◆ Stated exercise ◆
Word for word, give the material below again, minus any images.

▶

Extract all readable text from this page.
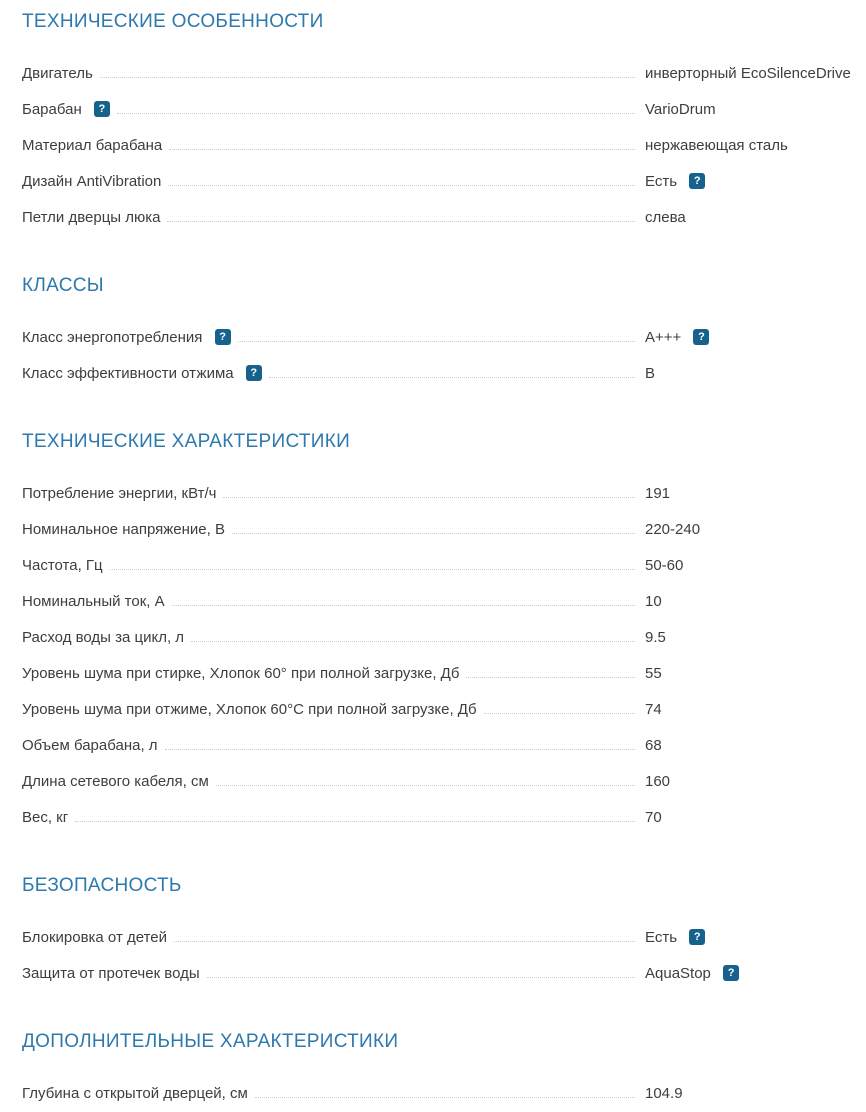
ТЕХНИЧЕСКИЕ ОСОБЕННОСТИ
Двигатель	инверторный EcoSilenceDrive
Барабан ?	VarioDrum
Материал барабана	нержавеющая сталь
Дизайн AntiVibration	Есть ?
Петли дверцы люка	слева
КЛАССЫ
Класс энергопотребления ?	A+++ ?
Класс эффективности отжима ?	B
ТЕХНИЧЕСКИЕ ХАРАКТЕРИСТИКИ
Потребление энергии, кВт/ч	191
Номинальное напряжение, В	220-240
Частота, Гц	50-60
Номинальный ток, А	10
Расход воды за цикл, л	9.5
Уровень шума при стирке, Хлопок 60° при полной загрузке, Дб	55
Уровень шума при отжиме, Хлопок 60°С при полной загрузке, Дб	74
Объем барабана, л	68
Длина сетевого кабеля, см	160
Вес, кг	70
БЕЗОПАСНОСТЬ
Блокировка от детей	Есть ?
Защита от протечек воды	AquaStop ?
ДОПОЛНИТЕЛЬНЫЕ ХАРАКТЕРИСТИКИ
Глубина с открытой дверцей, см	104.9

◀

◆ Finished task ◆
Extract all readable text from this page.
ТЕХНИЧЕСКИЕ ОСОБЕННОСТИ
Двигатель	инверторный EcoSilenceDrive
Барабан ?	VarioDrum
Материал барабана	нержавеющая сталь
Дизайн AntiVibration	Есть ?
Петли дверцы люка	слева
КЛАССЫ
Класс энергопотребления ?	A+++ ?
Класс эффективности отжима ?	B
ТЕХНИЧЕСКИЕ ХАРАКТЕРИСТИКИ
Потребление энергии, кВт/ч	191
Номинальное напряжение, В	220-240
Частота, Гц	50-60
Номинальный ток, А	10
Расход воды за цикл, л	9.5
Уровень шума при стирке, Хлопок 60° при полной загрузке, Дб	55
Уровень шума при отжиме, Хлопок 60°С при полной загрузке, Дб	74
Объем барабана, л	68
Длина сетевого кабеля, см	160
Вес, кг	70
БЕЗОПАСНОСТЬ
Блокировка от детей	Есть ?
Защита от протечек воды	AquaStop ?
ДОПОЛНИТЕЛЬНЫЕ ХАРАКТЕРИСТИКИ
Глубина с открытой дверцей, см	104.9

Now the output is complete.